What you should do:
For each line in the data below that holds "Údržba", return a copy.

----------

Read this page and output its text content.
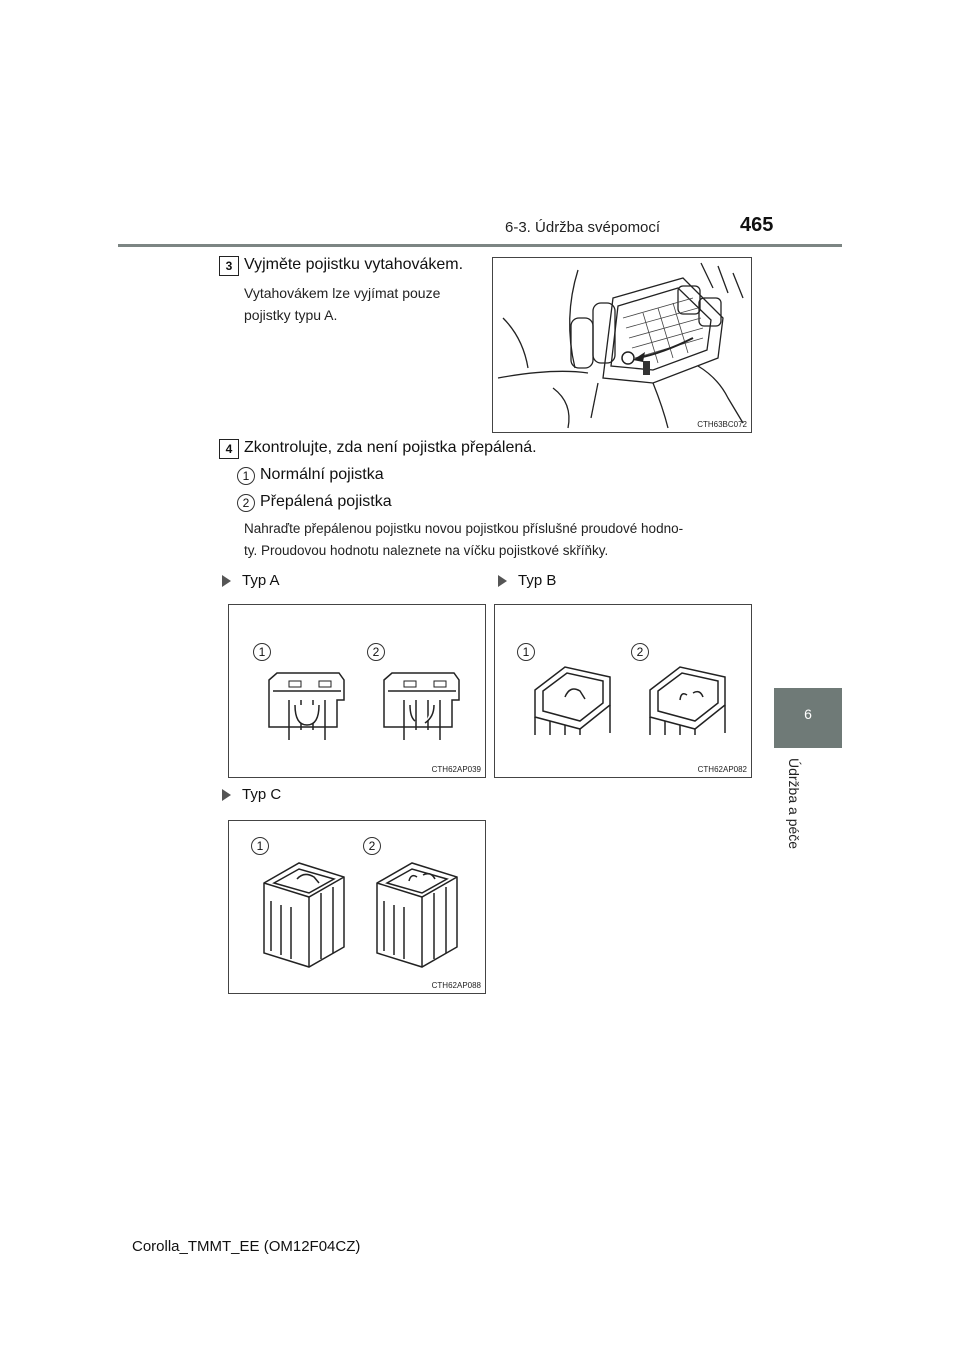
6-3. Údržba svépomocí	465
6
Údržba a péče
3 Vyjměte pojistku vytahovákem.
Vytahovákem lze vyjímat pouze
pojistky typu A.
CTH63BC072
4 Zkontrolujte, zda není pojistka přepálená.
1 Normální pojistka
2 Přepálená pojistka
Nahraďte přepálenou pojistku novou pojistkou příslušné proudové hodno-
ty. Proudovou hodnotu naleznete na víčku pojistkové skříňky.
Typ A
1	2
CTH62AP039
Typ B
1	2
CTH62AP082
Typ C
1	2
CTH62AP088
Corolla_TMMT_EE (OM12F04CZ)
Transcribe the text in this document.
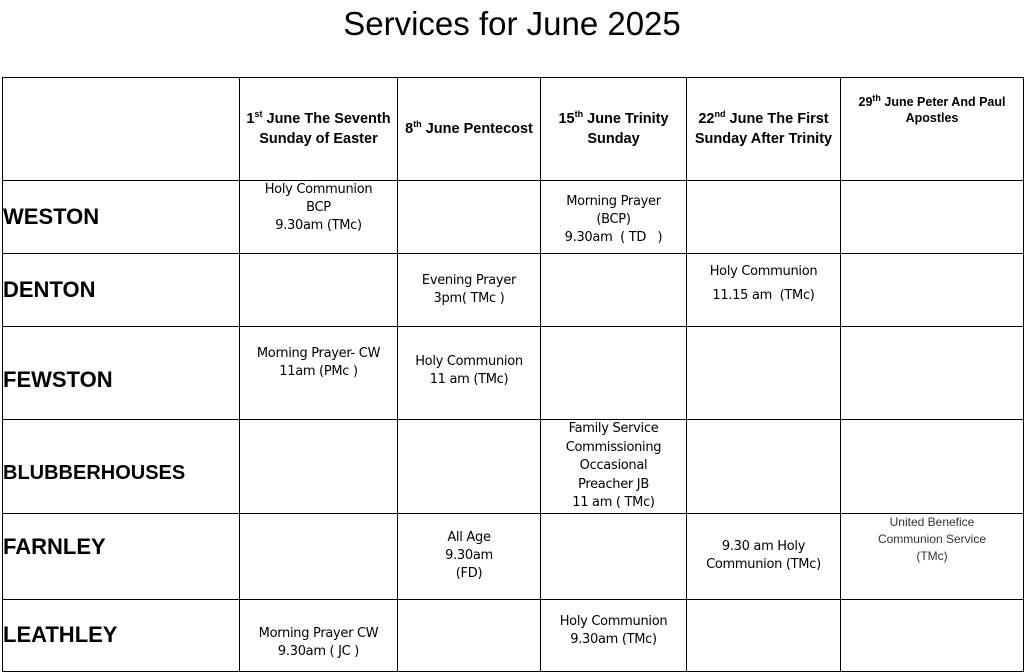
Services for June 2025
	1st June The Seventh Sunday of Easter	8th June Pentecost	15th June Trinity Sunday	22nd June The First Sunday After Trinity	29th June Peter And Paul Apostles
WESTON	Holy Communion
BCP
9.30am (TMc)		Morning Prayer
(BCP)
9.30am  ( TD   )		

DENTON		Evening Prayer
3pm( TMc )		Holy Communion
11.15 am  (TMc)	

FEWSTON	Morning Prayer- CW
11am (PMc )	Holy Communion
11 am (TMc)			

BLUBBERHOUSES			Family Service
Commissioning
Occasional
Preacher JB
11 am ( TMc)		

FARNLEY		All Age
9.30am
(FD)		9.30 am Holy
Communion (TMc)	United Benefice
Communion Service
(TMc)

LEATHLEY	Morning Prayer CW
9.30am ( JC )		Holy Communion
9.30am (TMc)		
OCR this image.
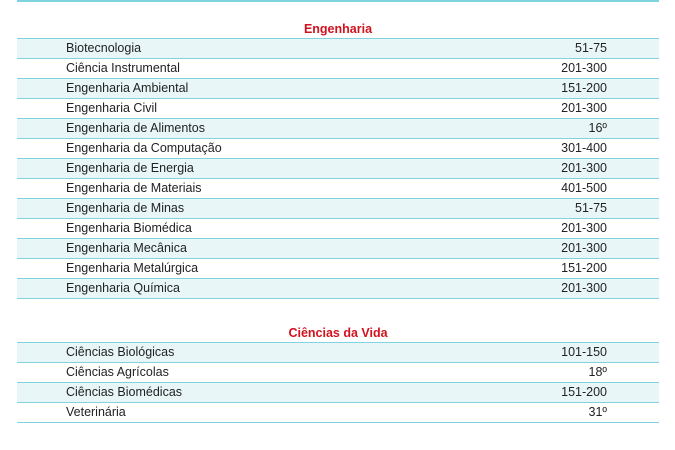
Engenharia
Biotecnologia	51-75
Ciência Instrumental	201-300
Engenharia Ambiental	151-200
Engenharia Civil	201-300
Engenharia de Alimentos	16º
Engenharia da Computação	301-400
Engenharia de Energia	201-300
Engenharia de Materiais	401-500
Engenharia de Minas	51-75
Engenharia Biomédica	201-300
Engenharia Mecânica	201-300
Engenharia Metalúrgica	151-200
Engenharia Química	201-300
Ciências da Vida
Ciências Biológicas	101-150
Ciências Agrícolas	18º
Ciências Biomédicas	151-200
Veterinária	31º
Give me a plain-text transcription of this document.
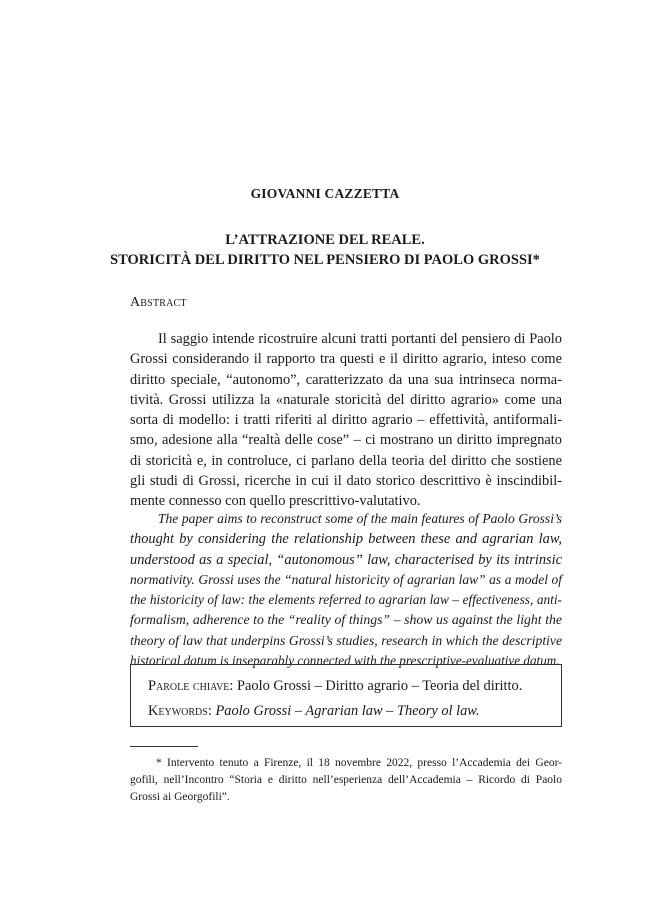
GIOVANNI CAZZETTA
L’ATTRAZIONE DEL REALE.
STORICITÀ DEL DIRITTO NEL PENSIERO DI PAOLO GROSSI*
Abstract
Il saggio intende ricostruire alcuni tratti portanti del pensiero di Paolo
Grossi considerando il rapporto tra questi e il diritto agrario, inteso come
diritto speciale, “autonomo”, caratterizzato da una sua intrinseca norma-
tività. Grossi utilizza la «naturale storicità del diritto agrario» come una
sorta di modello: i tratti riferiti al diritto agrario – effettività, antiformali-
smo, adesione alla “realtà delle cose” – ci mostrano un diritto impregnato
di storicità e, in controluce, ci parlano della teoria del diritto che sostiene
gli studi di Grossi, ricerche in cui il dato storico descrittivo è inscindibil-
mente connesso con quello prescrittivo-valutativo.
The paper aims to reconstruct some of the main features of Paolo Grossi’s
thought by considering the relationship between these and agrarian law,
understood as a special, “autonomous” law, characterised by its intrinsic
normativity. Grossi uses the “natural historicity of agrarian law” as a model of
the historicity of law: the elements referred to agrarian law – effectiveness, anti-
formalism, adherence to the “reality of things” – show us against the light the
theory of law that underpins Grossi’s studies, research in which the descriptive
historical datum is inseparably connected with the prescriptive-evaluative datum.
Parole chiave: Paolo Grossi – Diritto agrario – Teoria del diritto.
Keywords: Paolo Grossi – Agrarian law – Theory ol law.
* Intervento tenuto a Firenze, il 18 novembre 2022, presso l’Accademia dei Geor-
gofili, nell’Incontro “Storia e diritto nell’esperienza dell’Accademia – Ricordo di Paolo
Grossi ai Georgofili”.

----------

Answer for this exercise:
6-3. Údržba svépomocí	465
Údržba a péče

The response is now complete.